§ **EXTRACTED ENTRIES**:

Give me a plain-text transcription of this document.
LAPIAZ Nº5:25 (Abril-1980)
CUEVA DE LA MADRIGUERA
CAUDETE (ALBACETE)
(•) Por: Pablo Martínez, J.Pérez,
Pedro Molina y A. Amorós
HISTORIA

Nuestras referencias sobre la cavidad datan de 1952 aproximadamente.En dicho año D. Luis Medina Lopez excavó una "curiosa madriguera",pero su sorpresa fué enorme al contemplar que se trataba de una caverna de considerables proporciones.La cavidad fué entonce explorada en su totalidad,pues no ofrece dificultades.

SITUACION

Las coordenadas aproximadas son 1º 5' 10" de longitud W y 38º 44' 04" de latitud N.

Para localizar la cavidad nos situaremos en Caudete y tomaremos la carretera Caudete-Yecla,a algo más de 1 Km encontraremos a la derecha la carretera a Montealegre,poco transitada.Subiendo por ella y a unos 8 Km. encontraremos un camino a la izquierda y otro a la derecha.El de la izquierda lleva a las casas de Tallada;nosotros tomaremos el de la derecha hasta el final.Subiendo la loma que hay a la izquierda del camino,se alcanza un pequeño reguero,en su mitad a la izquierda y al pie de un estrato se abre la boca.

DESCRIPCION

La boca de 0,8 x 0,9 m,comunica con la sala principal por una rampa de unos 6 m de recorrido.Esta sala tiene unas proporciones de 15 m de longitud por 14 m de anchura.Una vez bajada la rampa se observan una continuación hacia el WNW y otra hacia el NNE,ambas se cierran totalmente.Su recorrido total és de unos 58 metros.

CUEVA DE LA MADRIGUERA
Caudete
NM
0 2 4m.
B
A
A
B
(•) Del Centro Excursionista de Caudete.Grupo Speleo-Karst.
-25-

§ **THE TASK**: Print out the whole listing exactly as it appears.

§ **RESPONSE BELOW**:
Give me a plain-text transcription of this document.
LAPIAZ Nº5:25 (Abril-1980)
CUEVA DE LA MADRIGUERA
CAUDETE (ALBACETE)
(•) Por: Pablo Martínez, J.Pérez,
Pedro Molina y A. Amorós
HISTORIA

Nuestras referencias sobre la cavidad datan de 1952 aproximadamente.En dicho año D. Luis Medina Lopez excavó una "curiosa madriguera",pero su sorpresa fué enorme al contemplar que se trataba de una caverna de considerables proporciones.La cavidad fué entonce explorada en su totalidad,pues no ofrece dificultades.

SITUACION

Las coordenadas aproximadas son 1º 5' 10" de longitud W y 38º 44' 04" de latitud N.

Para localizar la cavidad nos situaremos en Caudete y tomaremos la carretera Caudete-Yecla,a algo más de 1 Km encontraremos a la derecha la carretera a Montealegre,poco transitada.Subiendo por ella y a unos 8 Km. encontraremos un camino a la izquierda y otro a la derecha.El de la izquierda lleva a las casas de Tallada;nosotros tomaremos el de la derecha hasta el final.Subiendo la loma que hay a la izquierda del camino,se alcanza un pequeño reguero,en su mitad a la izquierda y al pie de un estrato se abre la boca.

DESCRIPCION

La boca de 0,8 x 0,9 m,comunica con la sala principal por una rampa de unos 6 m de recorrido.Esta sala tiene unas proporciones de 15 m de longitud por 14 m de anchura.Una vez bajada la rampa se observan una continuación hacia el WNW y otra hacia el NNE,ambas se cierran totalmente.Su recorrido total és de unos 58 metros.

CUEVA DE LA MADRIGUERA
Caudete
NM
0 2 4m.
B
A
A
B
(•) Del Centro Excursionista de Caudete.Grupo Speleo-Karst.
-25-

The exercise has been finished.